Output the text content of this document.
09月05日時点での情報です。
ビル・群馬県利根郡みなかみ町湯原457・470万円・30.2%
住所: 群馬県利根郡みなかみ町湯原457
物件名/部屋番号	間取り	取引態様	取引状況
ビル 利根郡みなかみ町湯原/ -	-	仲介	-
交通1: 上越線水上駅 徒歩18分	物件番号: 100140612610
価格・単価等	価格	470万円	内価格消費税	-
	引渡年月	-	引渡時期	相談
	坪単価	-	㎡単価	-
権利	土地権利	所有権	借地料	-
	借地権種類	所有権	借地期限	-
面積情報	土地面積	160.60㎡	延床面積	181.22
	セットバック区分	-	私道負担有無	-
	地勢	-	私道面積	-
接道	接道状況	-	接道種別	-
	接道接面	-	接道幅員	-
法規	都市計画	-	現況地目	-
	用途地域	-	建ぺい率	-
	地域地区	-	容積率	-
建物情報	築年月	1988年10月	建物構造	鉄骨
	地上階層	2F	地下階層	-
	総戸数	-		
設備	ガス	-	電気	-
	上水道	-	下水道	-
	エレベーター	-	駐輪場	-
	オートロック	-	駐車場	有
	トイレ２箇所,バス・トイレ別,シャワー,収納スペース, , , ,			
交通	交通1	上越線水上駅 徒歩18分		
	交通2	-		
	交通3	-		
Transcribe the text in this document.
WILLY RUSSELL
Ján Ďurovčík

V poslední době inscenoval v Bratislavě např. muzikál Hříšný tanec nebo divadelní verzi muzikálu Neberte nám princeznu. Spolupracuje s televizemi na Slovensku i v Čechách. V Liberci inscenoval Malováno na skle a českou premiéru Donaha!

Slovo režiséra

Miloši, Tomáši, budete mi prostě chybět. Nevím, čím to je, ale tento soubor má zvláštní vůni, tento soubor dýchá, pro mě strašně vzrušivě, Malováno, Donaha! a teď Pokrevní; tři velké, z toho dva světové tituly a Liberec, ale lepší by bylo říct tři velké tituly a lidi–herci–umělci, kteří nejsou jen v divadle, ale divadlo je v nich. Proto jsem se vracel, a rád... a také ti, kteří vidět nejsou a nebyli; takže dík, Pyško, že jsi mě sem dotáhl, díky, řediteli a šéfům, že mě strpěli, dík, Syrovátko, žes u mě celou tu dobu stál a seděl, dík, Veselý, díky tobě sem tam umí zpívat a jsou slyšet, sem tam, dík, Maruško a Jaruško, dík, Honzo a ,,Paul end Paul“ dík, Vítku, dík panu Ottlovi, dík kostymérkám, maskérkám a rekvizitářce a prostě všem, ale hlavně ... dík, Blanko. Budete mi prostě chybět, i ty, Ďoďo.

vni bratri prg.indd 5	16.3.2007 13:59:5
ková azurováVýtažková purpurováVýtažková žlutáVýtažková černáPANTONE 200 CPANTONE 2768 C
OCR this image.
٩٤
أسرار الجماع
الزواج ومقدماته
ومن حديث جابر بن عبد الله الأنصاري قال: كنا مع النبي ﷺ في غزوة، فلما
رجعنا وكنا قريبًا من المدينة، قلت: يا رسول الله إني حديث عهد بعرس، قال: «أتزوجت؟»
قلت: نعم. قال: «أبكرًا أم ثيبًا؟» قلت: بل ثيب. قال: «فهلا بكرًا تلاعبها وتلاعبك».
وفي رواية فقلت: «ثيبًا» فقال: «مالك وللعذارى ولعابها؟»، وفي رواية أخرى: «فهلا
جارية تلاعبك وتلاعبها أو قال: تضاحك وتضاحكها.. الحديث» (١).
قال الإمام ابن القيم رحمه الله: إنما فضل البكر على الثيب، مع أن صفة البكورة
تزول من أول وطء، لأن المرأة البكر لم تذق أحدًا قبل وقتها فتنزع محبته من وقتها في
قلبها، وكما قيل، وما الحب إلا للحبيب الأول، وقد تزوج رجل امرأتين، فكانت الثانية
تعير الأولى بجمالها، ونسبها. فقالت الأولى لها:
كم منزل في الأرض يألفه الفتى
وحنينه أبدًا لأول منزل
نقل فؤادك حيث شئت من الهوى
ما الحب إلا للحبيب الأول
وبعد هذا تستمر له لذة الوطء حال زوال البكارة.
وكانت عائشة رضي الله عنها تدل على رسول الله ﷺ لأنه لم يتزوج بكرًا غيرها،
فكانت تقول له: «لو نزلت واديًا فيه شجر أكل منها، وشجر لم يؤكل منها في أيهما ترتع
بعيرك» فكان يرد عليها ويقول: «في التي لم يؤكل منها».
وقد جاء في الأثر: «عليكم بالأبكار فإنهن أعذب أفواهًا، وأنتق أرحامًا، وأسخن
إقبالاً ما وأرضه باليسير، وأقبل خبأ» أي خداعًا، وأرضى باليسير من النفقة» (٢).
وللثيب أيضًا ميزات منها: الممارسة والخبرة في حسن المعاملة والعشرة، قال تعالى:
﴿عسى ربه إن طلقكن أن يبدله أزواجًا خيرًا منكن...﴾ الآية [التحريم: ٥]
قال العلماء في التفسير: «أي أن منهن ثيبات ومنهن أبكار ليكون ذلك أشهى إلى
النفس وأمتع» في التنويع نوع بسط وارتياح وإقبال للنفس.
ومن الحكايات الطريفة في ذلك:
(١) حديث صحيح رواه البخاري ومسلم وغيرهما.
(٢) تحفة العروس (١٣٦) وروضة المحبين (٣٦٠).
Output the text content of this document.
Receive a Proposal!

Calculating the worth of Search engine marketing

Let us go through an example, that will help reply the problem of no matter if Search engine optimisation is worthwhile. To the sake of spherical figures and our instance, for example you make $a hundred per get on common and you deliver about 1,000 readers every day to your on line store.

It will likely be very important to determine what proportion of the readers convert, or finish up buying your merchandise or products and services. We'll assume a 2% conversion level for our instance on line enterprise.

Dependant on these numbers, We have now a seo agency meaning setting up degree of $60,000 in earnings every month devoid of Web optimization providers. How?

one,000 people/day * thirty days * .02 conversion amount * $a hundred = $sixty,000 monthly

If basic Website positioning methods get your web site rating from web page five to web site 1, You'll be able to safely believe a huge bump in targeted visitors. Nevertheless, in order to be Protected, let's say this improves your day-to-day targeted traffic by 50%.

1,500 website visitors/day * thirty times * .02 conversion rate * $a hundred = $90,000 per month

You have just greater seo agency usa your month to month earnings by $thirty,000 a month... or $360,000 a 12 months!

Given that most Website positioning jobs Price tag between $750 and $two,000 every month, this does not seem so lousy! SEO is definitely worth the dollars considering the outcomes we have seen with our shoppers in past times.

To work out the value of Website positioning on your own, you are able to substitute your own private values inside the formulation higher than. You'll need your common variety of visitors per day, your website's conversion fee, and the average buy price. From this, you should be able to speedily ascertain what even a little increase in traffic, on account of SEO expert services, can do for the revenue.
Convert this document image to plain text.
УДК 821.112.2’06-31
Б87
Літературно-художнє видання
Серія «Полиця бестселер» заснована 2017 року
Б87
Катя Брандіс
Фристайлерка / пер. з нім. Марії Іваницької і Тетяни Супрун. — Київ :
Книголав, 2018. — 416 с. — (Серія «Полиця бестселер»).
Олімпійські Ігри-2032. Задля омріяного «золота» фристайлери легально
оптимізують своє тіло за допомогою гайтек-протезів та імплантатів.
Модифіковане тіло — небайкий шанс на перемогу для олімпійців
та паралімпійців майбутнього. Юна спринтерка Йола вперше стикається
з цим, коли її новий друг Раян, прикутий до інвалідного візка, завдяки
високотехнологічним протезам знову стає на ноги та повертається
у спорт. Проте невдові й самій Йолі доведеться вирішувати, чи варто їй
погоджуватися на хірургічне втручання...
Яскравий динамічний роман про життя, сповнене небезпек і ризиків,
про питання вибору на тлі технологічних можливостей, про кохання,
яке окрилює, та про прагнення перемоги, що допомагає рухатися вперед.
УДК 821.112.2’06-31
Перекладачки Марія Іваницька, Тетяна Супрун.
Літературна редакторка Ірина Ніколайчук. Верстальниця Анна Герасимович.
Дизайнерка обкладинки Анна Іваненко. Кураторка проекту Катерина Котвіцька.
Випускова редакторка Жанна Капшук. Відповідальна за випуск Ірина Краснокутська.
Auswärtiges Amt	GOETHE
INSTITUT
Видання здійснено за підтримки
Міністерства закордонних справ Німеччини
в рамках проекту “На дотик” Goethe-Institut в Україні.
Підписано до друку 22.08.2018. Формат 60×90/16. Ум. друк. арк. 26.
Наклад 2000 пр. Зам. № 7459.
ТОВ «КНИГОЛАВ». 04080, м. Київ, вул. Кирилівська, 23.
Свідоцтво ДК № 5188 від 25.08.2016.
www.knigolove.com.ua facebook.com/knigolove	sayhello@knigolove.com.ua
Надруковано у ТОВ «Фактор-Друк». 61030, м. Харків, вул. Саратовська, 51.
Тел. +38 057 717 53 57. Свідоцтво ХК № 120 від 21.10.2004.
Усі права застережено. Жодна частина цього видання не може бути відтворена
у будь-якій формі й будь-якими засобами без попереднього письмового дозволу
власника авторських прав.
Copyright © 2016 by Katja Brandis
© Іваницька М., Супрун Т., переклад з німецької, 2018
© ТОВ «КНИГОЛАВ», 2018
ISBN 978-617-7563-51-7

Given request →
Show the lines of the material that contain the word "тіло".

Task solution →
оптимізують своє тіло за допомогою гайтек-протезів та імплантатів.
Модифіковане тіло — небайкий шанс на перемогу для олімпійців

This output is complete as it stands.